Do this: Could you transcribe the material below exactly, without leaving out a single line?

Input for this task:

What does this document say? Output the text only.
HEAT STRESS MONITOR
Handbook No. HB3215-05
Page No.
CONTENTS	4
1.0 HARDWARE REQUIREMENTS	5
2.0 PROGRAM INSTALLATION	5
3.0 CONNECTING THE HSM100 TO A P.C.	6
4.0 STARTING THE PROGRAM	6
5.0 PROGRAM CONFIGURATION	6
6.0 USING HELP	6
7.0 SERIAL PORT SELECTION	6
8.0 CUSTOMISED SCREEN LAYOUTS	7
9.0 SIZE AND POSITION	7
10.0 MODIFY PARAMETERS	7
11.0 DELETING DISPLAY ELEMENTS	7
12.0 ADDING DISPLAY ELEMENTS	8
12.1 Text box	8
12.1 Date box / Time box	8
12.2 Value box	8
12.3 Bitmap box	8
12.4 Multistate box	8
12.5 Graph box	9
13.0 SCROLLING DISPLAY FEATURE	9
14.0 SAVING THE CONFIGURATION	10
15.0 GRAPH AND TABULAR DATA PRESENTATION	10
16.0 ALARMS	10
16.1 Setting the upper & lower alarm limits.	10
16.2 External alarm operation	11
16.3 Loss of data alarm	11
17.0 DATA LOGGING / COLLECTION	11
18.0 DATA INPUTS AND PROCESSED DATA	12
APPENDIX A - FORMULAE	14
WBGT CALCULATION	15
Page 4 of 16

Complete response:
What does this document say? Output the text only.
HEAT STRESS MONITOR
Handbook No. HB3215-05
Page No.
CONTENTS	4
1.0 HARDWARE REQUIREMENTS	5
2.0 PROGRAM INSTALLATION	5
3.0 CONNECTING THE HSM100 TO A P.C.	6
4.0 STARTING THE PROGRAM	6
5.0 PROGRAM CONFIGURATION	6
6.0 USING HELP	6
7.0 SERIAL PORT SELECTION	6
8.0 CUSTOMISED SCREEN LAYOUTS	7
9.0 SIZE AND POSITION	7
10.0 MODIFY PARAMETERS	7
11.0 DELETING DISPLAY ELEMENTS	7
12.0 ADDING DISPLAY ELEMENTS	8
12.1 Text box	8
12.1 Date box / Time box	8
12.2 Value box	8
12.3 Bitmap box	8
12.4 Multistate box	8
12.5 Graph box	9
13.0 SCROLLING DISPLAY FEATURE	9
14.0 SAVING THE CONFIGURATION	10
15.0 GRAPH AND TABULAR DATA PRESENTATION	10
16.0 ALARMS	10
16.1 Setting the upper & lower alarm limits.	10
16.2 External alarm operation	11
16.3 Loss of data alarm	11
17.0 DATA LOGGING / COLLECTION	11
18.0 DATA INPUTS AND PROCESSED DATA	12
APPENDIX A - FORMULAE	14
WBGT CALCULATION	15
Page 4 of 16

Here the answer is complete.